From the listing below, pick out each line with the word "tolerance".

[Dataset excerpts]:
----------

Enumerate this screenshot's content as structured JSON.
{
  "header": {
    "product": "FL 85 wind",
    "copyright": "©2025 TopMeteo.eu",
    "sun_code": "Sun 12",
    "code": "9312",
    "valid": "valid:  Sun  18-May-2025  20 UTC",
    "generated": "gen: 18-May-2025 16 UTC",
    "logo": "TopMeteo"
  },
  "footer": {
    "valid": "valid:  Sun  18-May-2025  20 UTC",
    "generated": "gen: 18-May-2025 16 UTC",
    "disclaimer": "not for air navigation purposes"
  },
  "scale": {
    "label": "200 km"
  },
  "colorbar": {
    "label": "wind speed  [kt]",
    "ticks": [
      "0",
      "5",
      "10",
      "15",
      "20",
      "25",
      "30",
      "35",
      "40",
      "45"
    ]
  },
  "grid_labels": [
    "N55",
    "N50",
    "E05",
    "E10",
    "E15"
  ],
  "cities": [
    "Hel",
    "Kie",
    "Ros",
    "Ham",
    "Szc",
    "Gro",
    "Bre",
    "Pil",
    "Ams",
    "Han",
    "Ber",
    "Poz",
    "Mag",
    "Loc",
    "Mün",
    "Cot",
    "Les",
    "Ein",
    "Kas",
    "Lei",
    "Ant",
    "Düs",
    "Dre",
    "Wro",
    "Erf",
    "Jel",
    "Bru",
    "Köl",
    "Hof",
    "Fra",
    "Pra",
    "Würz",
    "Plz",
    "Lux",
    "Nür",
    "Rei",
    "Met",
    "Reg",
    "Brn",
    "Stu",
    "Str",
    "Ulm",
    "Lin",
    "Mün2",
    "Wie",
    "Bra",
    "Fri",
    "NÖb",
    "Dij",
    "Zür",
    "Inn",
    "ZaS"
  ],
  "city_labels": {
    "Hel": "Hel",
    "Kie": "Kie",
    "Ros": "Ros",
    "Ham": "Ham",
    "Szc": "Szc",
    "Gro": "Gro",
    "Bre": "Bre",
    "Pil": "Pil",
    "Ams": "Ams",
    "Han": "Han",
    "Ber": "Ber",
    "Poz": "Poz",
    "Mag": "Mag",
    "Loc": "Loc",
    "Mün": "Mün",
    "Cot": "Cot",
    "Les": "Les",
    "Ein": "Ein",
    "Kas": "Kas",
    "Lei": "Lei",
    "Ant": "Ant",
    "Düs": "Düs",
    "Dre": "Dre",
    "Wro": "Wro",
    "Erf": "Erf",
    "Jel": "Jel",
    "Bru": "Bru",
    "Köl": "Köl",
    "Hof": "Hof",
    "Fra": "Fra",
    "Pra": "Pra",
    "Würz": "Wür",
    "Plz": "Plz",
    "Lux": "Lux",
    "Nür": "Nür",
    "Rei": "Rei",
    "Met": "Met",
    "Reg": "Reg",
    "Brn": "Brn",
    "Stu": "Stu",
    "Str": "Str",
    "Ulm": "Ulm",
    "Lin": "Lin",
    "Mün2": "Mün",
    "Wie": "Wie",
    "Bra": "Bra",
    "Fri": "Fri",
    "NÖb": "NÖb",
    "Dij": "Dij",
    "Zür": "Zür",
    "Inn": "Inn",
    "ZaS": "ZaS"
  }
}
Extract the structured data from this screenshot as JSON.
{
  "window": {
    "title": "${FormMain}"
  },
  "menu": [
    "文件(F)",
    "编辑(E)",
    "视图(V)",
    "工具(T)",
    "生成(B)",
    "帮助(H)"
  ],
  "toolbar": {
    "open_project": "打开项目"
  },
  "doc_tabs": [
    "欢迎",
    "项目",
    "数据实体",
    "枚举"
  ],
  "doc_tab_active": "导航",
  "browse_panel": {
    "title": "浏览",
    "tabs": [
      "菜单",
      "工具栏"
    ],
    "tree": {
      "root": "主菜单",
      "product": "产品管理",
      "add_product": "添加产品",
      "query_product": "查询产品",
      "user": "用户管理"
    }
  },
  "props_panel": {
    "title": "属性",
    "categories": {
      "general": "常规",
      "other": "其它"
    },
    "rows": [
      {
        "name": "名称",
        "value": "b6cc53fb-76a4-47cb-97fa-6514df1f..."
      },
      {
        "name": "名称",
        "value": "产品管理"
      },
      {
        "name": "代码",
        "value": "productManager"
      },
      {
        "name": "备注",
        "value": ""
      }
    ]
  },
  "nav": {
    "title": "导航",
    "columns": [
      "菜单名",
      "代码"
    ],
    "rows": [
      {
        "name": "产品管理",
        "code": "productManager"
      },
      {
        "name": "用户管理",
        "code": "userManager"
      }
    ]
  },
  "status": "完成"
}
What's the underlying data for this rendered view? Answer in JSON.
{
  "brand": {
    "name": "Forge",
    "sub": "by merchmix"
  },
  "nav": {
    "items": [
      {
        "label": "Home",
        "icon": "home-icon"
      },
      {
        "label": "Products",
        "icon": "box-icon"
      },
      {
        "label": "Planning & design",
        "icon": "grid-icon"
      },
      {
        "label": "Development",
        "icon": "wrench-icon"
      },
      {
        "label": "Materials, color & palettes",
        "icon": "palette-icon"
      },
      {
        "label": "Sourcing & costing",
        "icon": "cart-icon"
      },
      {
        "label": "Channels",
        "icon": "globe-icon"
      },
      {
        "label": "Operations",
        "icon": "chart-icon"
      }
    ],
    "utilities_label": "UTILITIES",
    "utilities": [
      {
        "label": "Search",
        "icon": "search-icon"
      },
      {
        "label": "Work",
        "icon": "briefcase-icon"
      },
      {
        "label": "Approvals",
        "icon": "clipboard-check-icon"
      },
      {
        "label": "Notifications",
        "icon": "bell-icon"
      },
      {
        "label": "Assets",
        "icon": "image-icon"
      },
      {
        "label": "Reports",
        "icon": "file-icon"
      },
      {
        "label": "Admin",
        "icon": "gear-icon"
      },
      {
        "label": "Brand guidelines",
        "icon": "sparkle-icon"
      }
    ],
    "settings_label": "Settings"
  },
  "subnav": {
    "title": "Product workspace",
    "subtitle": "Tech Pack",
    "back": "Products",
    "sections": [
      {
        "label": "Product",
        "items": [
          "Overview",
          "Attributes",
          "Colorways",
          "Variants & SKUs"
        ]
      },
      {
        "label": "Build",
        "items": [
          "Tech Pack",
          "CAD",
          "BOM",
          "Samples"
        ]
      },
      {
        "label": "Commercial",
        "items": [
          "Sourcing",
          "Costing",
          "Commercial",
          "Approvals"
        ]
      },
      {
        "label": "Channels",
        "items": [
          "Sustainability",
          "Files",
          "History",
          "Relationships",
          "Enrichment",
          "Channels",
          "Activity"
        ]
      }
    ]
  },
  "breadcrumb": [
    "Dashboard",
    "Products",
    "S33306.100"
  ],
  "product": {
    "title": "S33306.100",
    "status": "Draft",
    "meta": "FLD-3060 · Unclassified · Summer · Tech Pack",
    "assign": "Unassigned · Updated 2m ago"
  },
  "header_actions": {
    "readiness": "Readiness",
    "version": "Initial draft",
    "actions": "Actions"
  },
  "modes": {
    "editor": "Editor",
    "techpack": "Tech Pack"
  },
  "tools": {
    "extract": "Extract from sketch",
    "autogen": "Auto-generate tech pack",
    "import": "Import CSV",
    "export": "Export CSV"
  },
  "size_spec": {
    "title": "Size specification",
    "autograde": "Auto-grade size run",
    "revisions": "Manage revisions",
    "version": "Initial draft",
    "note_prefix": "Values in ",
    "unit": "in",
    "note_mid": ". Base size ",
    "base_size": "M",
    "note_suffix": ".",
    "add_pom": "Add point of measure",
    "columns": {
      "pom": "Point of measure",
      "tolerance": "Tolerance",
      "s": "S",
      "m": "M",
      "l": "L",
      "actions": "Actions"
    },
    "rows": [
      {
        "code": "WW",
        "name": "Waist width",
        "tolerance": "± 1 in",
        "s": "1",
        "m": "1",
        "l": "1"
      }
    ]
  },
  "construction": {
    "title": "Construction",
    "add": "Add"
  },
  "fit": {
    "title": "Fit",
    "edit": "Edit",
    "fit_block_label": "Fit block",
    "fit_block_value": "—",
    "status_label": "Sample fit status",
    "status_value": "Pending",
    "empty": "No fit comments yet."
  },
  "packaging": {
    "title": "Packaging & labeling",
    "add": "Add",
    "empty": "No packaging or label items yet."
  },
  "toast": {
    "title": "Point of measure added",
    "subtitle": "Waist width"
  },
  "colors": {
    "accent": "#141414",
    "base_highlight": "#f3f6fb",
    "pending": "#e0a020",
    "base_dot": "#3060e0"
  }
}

----------

[Worked solution]:
      "tolerance": "Tolerance",
        "tolerance": "± 1 in",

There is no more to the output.